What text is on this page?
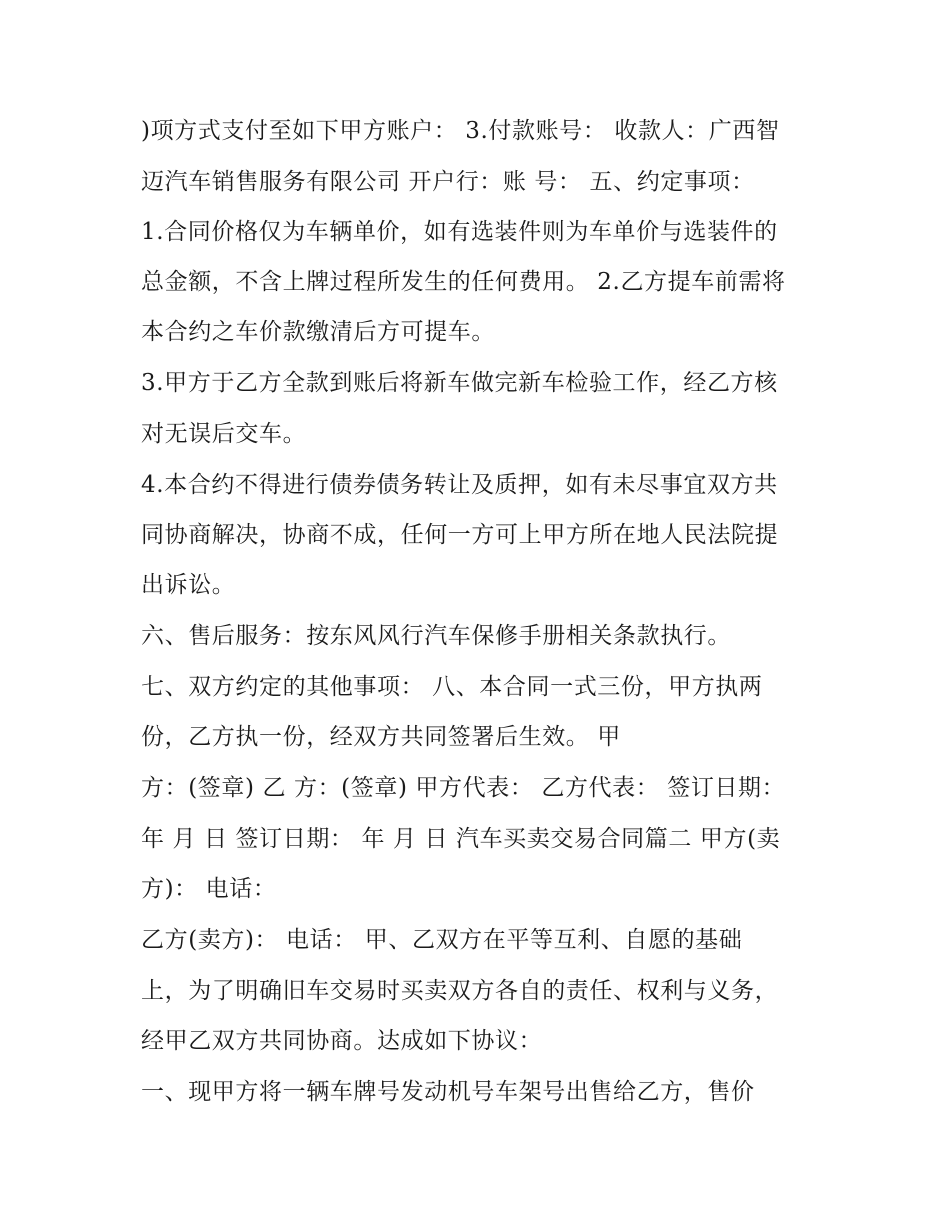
)项方式支付至如下甲方账户： 3.付款账号： 收款人：广西智
迈汽车销售服务有限公司 开户行：账 号： 五、约定事项：
1.合同价格仅为车辆单价，如有选装件则为车单价与选装件的
总金额，不含上牌过程所发生的任何费用。 2.乙方提车前需将
本合约之车价款缴清后方可提车。
3.甲方于乙方全款到账后将新车做完新车检验工作，经乙方核
对无误后交车。
4.本合约不得进行债券债务转让及质押，如有未尽事宜双方共
同协商解决，协商不成，任何一方可上甲方所在地人民法院提
出诉讼。
六、售后服务：按东风风行汽车保修手册相关条款执行。
七、双方约定的其他事项： 八、本合同一式三份，甲方执两
份，乙方执一份，经双方共同签署后生效。 甲
方：(签章) 乙 方：(签章) 甲方代表： 乙方代表： 签订日期：
年 月 日 签订日期： 年 月 日 汽车买卖交易合同篇二 甲方(卖
方)： 电话：
乙方(卖方)： 电话： 甲、乙双方在平等互利、自愿的基础
上，为了明确旧车交易时买卖双方各自的责任、权利与义务，
经甲乙双方共同协商。达成如下协议：
一、现甲方将一辆车牌号发动机号车架号出售给乙方，售价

§ §

AIM:
Print the records above exactly as they stand, but leave out the pictures.

WRITTEN REPLY:
What text is on this page?
)项方式支付至如下甲方账户： 3.付款账号： 收款人：广西智
迈汽车销售服务有限公司 开户行：账 号： 五、约定事项：
1.合同价格仅为车辆单价，如有选装件则为车单价与选装件的
总金额，不含上牌过程所发生的任何费用。 2.乙方提车前需将
本合约之车价款缴清后方可提车。
3.甲方于乙方全款到账后将新车做完新车检验工作，经乙方核
对无误后交车。
4.本合约不得进行债券债务转让及质押，如有未尽事宜双方共
同协商解决，协商不成，任何一方可上甲方所在地人民法院提
出诉讼。
六、售后服务：按东风风行汽车保修手册相关条款执行。
七、双方约定的其他事项： 八、本合同一式三份，甲方执两
份，乙方执一份，经双方共同签署后生效。 甲
方：(签章) 乙 方：(签章) 甲方代表： 乙方代表： 签订日期：
年 月 日 签订日期： 年 月 日 汽车买卖交易合同篇二 甲方(卖
方)： 电话：
乙方(卖方)： 电话： 甲、乙双方在平等互利、自愿的基础
上，为了明确旧车交易时买卖双方各自的责任、权利与义务，
经甲乙双方共同协商。达成如下协议：
一、现甲方将一辆车牌号发动机号车架号出售给乙方，售价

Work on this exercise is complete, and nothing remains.